** begin SUPPLIED MATERIAL **
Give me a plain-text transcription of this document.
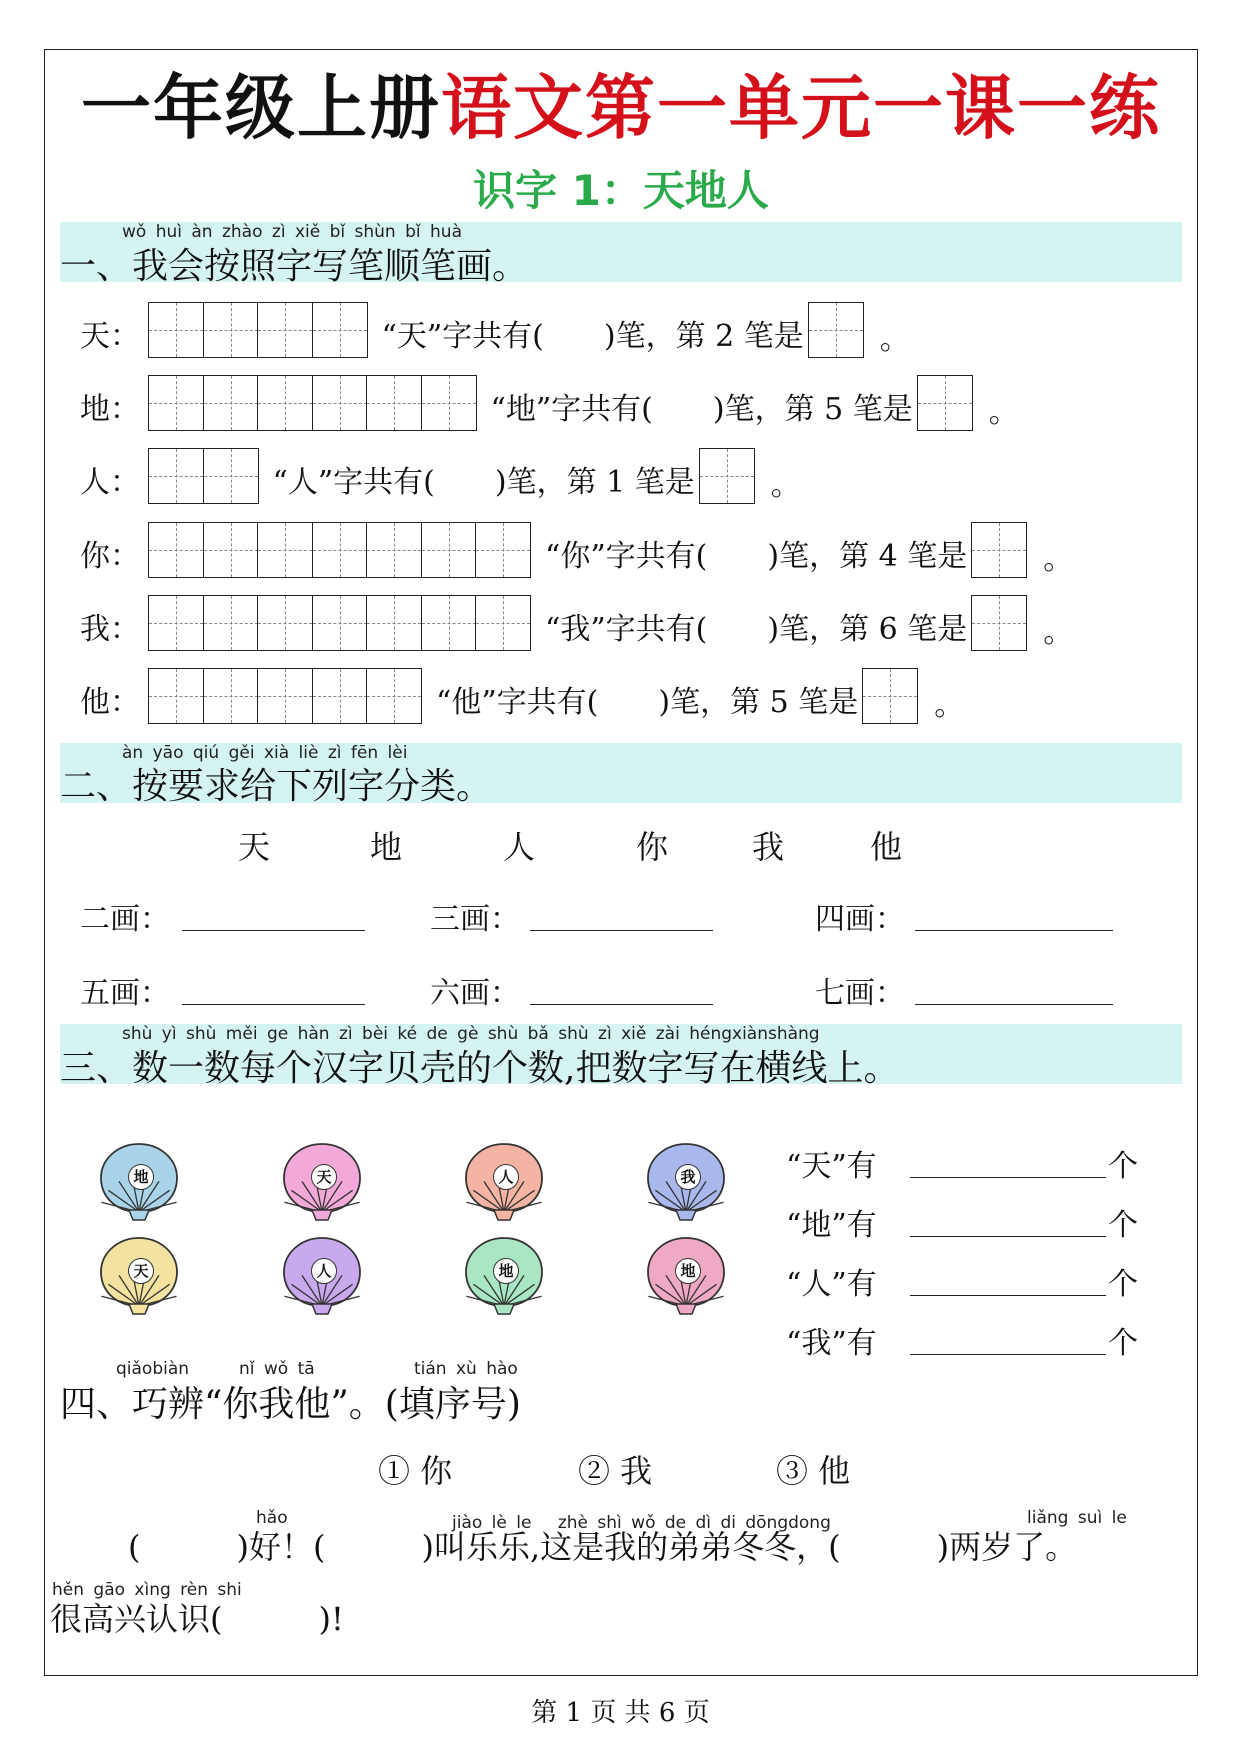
一年级上册语文第一单元一课一练
识字 1：天地人
wǒ huì àn zhào zì xiě bǐ shùn bǐ huà
一、我会按照字写笔顺笔画。
天：	“天”字共有(　　)笔，第 2 笔是	。
地：	“地”字共有(　　)笔，第 5 笔是	。
人：	“人”字共有(　　)笔，第 1 笔是	。
你：	“你”字共有(　　)笔，第 4 笔是	。
我：	“我”字共有(　　)笔，第 6 笔是	。
他：	“他”字共有(　　)笔，第 5 笔是	。
àn yāo qiú gěi xià liè zì fēn lèi
二、按要求给下列字分类。
天	地	人	你	我	他
二画：	三画：	四画：
五画：	六画：	七画：
shù yì shù měi ge hàn zì bèi ké de gè shù bǎ shù zì xiě zài héngxiànshàng
三、数一数每个汉字贝壳的个数,把数字写在横线上。
地	天	人	我
天	人	地	地
“天”有	个
“地”有	个
“人”有	个
“我”有	个
qiǎobiàn	nǐ wǒ tā	tián xù hào
四、巧辨“你我他”。(填序号)
① 你	② 我	③ 他
hǎo	jiào lè le　 zhè shì wǒ de dì di dōngdong	liǎng suì le
(　　　)好！(　　　)叫乐乐,这是我的弟弟冬冬，(　　　)两岁了。
hěn gāo xìng rèn shi
很高兴认识(　　　)!
第 1 页 共 6 页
** end SUPPLIED MATERIAL **
#### [THE REQUEST]
Leave the pictures out and write out every entry exactly as given.

#### [EXERCISE OUTPUT]
Give me a plain-text transcription of this document.
一年级上册语文第一单元一课一练
识字 1：天地人
wǒ huì àn zhào zì xiě bǐ shùn bǐ huà
一、我会按照字写笔顺笔画。
天：	“天”字共有(　　)笔，第 2 笔是	。
地：	“地”字共有(　　)笔，第 5 笔是	。
人：	“人”字共有(　　)笔，第 1 笔是	。
你：	“你”字共有(　　)笔，第 4 笔是	。
我：	“我”字共有(　　)笔，第 6 笔是	。
他：	“他”字共有(　　)笔，第 5 笔是	。
àn yāo qiú gěi xià liè zì fēn lèi
二、按要求给下列字分类。
天	地	人	你	我	他
二画：	三画：	四画：
五画：	六画：	七画：
shù yì shù měi ge hàn zì bèi ké de gè shù bǎ shù zì xiě zài héngxiànshàng
三、数一数每个汉字贝壳的个数,把数字写在横线上。
地	天	人	我
天	人	地	地
“天”有	个
“地”有	个
“人”有	个
“我”有	个
qiǎobiàn	nǐ wǒ tā	tián xù hào
四、巧辨“你我他”。(填序号)
① 你	② 我	③ 他
hǎo	jiào lè le　 zhè shì wǒ de dì di dōngdong	liǎng suì le
(　　　)好！(　　　)叫乐乐,这是我的弟弟冬冬，(　　　)两岁了。
hěn gāo xìng rèn shi
很高兴认识(　　　)!
第 1 页 共 6 页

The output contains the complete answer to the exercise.